## Instructions to follow
Write out the records again, exactly, leaving none out.

## Dataset extract

-*-*-

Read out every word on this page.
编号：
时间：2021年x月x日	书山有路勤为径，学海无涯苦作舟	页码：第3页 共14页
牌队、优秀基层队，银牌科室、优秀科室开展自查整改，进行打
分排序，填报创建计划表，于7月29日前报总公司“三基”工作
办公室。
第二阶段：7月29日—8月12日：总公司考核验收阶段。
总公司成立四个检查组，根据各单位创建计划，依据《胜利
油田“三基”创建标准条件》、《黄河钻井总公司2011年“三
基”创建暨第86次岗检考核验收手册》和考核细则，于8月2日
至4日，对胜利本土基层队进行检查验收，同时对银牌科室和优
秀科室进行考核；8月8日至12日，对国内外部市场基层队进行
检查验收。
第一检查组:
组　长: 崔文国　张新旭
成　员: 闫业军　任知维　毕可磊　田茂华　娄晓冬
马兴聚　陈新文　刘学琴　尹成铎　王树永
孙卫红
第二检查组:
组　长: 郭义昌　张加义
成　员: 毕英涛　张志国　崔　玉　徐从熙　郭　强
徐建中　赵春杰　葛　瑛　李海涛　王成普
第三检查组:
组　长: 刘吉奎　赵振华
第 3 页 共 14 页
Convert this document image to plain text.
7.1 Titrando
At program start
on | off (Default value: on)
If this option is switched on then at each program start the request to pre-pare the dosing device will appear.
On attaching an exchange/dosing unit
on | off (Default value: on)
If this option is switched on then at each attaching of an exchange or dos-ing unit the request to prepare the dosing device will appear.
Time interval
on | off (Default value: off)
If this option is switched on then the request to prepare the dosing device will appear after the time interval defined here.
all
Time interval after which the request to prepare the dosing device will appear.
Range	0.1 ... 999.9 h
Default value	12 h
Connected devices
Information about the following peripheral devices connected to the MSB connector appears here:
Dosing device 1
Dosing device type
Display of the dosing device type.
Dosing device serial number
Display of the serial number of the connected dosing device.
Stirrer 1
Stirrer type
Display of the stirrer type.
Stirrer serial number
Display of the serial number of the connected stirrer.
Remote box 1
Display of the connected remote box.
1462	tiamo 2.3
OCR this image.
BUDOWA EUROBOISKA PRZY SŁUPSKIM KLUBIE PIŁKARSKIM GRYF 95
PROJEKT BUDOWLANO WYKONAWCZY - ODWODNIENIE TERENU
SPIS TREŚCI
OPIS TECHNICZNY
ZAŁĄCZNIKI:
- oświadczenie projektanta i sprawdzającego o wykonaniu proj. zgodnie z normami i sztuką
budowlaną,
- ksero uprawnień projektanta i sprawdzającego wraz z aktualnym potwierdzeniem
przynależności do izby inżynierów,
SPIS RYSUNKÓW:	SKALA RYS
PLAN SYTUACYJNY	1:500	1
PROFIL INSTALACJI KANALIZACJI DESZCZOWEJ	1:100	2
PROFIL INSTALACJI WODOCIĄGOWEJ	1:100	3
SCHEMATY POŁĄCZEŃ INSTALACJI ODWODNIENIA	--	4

-*-*-

## Correct response
Read out every word on this page.
编号：
时间：2021年x月x日	书山有路勤为径，学海无涯苦作舟	页码：第3页 共14页
牌队、优秀基层队，银牌科室、优秀科室开展自查整改，进行打
分排序，填报创建计划表，于7月29日前报总公司“三基”工作
办公室。
第二阶段：7月29日—8月12日：总公司考核验收阶段。
总公司成立四个检查组，根据各单位创建计划，依据《胜利
油田“三基”创建标准条件》、《黄河钻井总公司2011年“三
基”创建暨第86次岗检考核验收手册》和考核细则，于8月2日
至4日，对胜利本土基层队进行检查验收，同时对银牌科室和优
秀科室进行考核；8月8日至12日，对国内外部市场基层队进行
检查验收。
第一检查组:
组　长: 崔文国　张新旭
成　员: 闫业军　任知维　毕可磊　田茂华　娄晓冬
马兴聚　陈新文　刘学琴　尹成铎　王树永
孙卫红
第二检查组:
组　长: 郭义昌　张加义
成　员: 毕英涛　张志国　崔　玉　徐从熙　郭　强
徐建中　赵春杰　葛　瑛　李海涛　王成普
第三检查组:
组　长: 刘吉奎　赵振华
第 3 页 共 14 页
Convert this document image to plain text.
7.1 Titrando
At program start
on | off (Default value: on)
If this option is switched on then at each program start the request to pre-pare the dosing device will appear.
On attaching an exchange/dosing unit
on | off (Default value: on)
If this option is switched on then at each attaching of an exchange or dos-ing unit the request to prepare the dosing device will appear.
Time interval
on | off (Default value: off)
If this option is switched on then the request to prepare the dosing device will appear after the time interval defined here.
all
Time interval after which the request to prepare the dosing device will appear.
Range	0.1 ... 999.9 h
Default value	12 h
Connected devices
Information about the following peripheral devices connected to the MSB connector appears here:
Dosing device 1
Dosing device type
Display of the dosing device type.
Dosing device serial number
Display of the serial number of the connected dosing device.
Stirrer 1
Stirrer type
Display of the stirrer type.
Stirrer serial number
Display of the serial number of the connected stirrer.
Remote box 1
Display of the connected remote box.
1462	tiamo 2.3
OCR this image.
BUDOWA EUROBOISKA PRZY SŁUPSKIM KLUBIE PIŁKARSKIM GRYF 95
PROJEKT BUDOWLANO WYKONAWCZY - ODWODNIENIE TERENU
SPIS TREŚCI
OPIS TECHNICZNY
ZAŁĄCZNIKI:
- oświadczenie projektanta i sprawdzającego o wykonaniu proj. zgodnie z normami i sztuką
budowlaną,
- ksero uprawnień projektanta i sprawdzającego wraz z aktualnym potwierdzeniem
przynależności do izby inżynierów,
SPIS RYSUNKÓW:	SKALA RYS
PLAN SYTUACYJNY	1:500	1
PROFIL INSTALACJI KANALIZACJI DESZCZOWEJ	1:100	2
PROFIL INSTALACJI WODOCIĄGOWEJ	1:100	3
SCHEMATY POŁĄCZEŃ INSTALACJI ODWODNIENIA	--	4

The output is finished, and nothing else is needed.